• **Exercise**
Only the count is wanted here: how many lines of the entries hold the string "right"?

• **The input**
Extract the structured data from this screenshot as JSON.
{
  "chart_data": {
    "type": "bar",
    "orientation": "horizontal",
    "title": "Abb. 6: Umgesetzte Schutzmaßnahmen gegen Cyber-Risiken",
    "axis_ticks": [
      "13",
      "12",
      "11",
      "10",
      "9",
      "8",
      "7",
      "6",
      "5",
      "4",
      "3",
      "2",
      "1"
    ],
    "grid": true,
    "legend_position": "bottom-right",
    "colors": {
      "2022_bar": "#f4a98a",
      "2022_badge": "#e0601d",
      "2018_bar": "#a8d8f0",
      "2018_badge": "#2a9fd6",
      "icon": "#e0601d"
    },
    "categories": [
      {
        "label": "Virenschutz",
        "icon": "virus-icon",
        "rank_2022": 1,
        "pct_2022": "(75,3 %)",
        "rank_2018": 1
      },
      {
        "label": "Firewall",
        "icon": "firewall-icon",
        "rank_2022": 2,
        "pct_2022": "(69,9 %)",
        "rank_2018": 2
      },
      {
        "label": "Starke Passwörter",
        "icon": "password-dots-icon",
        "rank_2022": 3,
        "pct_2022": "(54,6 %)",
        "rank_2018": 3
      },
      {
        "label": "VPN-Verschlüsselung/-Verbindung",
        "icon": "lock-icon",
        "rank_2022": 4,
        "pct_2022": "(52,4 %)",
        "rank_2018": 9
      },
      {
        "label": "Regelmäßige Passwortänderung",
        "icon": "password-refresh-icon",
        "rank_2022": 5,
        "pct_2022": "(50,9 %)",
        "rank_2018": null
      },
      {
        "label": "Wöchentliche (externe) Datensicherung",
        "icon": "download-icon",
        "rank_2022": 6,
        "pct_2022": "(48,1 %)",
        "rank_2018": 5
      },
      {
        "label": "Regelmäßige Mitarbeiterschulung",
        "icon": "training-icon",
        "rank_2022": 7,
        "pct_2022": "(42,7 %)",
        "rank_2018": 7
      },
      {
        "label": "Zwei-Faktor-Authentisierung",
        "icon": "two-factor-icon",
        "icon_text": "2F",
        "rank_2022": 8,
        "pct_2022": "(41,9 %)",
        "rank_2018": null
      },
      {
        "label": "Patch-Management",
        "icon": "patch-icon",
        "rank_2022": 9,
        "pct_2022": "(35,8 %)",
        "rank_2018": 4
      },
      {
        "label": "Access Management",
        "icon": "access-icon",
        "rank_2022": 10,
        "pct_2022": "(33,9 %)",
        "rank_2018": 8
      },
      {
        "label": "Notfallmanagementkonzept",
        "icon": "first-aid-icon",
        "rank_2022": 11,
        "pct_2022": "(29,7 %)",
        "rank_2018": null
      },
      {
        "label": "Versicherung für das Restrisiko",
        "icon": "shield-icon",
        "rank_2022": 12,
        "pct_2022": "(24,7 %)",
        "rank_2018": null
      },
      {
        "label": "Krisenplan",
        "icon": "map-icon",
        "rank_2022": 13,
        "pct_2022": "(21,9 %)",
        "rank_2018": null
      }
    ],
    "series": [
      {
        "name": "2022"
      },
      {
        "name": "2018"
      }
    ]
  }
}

--

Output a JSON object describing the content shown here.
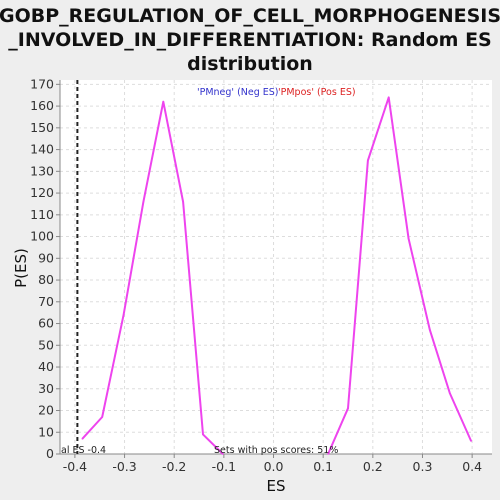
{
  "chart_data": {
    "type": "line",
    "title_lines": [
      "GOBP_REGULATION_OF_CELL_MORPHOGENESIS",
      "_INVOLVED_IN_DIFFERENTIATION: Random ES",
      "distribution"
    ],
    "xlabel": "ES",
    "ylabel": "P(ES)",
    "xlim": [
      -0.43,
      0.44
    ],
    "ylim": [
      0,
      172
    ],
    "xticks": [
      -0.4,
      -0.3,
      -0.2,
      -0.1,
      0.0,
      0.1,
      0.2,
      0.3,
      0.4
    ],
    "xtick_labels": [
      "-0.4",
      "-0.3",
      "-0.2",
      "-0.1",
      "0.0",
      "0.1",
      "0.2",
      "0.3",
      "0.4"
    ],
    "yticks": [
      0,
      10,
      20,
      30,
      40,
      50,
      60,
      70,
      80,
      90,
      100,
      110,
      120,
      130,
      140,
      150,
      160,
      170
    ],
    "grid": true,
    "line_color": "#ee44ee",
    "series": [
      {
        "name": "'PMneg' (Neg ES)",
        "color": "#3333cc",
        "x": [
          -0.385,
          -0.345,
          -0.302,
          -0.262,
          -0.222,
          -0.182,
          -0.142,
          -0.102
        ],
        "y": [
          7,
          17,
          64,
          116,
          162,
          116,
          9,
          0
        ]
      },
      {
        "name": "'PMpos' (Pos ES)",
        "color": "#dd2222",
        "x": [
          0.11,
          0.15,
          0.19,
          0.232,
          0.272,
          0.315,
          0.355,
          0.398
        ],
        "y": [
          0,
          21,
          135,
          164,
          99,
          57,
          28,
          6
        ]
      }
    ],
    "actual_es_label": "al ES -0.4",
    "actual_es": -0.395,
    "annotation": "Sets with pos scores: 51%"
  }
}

==

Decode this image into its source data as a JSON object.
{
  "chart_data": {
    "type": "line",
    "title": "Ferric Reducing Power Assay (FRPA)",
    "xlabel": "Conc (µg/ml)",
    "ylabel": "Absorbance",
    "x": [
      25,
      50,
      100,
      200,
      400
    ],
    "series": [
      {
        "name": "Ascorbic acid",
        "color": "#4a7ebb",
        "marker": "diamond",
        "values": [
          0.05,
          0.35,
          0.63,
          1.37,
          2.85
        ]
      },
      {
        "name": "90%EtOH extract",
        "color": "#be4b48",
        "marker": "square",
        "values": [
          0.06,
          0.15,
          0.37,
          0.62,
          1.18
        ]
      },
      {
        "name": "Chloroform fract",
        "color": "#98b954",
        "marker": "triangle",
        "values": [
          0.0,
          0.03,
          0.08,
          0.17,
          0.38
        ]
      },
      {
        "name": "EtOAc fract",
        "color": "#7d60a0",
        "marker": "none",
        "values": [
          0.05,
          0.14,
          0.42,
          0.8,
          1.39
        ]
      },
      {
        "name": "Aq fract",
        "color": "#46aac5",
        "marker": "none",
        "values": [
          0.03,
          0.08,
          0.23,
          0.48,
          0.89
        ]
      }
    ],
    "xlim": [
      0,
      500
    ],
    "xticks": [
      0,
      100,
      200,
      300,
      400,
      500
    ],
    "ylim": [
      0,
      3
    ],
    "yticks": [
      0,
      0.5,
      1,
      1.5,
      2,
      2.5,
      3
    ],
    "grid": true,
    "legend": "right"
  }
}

• **Your response**
2